WHAT YOU SHOULD DO: Sort through the data and copy the lines holding the word "selenium".

===============

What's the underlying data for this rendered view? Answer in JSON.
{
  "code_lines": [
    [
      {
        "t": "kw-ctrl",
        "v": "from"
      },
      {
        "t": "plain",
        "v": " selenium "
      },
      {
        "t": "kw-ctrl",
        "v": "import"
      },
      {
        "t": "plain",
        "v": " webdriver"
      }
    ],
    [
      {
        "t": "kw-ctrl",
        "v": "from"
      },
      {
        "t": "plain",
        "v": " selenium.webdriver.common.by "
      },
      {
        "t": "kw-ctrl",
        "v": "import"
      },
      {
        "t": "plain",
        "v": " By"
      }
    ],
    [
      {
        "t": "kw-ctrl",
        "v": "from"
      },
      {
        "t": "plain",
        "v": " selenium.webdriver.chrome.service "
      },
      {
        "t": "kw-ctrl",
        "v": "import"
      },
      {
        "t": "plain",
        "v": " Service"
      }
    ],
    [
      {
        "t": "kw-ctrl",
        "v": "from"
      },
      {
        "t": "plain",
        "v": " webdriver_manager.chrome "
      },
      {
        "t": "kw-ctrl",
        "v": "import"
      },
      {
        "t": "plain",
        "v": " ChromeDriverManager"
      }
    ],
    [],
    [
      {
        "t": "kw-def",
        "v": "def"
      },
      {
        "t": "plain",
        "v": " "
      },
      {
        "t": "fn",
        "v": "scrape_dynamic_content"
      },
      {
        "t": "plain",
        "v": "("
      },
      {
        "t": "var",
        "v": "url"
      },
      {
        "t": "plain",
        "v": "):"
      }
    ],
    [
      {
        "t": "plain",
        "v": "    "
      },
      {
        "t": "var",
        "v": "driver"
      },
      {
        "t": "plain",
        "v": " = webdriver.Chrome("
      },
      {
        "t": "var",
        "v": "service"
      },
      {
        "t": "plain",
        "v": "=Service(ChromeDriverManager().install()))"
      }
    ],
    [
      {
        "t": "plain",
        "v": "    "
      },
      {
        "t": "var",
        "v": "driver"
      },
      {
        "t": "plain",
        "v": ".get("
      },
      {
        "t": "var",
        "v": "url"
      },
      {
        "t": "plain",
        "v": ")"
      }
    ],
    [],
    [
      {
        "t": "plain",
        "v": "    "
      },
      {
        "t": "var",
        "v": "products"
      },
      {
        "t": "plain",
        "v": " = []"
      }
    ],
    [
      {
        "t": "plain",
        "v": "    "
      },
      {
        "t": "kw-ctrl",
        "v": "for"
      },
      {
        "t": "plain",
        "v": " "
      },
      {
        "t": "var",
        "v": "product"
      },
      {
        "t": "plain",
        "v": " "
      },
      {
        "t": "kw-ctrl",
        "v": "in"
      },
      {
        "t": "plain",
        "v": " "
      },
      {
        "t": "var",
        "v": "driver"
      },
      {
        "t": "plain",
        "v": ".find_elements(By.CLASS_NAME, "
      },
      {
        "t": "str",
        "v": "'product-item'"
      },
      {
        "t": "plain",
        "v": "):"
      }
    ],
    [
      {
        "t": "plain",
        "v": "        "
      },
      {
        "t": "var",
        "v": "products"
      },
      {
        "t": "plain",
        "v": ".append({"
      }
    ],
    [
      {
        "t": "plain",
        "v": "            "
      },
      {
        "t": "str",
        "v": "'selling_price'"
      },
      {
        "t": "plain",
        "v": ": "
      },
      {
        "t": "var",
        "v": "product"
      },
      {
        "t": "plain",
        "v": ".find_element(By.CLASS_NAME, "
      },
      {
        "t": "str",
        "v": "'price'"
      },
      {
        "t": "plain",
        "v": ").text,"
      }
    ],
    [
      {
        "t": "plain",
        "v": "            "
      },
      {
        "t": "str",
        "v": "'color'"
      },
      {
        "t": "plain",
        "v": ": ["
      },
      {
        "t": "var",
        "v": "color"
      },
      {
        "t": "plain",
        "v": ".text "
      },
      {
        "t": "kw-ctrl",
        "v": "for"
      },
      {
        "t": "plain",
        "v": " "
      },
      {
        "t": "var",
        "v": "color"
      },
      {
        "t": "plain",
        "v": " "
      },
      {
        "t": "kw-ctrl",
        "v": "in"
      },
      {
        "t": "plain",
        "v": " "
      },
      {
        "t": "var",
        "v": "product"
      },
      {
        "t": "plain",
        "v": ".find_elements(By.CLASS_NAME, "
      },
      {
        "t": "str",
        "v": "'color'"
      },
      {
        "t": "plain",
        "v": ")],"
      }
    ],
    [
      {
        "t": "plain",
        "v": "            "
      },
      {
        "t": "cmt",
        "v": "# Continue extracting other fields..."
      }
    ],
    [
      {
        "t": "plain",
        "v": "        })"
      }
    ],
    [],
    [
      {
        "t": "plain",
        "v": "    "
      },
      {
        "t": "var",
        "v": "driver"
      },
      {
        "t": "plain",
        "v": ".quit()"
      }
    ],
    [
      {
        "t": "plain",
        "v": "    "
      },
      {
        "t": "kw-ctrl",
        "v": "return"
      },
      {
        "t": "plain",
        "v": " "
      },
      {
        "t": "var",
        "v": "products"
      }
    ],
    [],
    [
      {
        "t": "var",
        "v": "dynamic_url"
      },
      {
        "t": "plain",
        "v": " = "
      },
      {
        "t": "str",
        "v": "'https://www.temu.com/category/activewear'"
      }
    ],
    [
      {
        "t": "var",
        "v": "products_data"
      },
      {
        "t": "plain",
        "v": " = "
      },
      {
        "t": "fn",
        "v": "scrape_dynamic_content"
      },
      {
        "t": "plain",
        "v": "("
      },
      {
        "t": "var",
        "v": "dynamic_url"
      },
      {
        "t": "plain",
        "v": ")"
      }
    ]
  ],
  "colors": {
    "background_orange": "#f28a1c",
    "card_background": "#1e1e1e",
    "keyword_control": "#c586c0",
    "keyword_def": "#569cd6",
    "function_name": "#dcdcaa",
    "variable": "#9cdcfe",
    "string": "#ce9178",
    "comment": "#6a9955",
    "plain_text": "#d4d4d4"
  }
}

===============

CORRECT RESPONSE:
        "v": " selenium "
        "v": " selenium.webdriver.common.by "
        "v": " selenium.webdriver.chrome.service "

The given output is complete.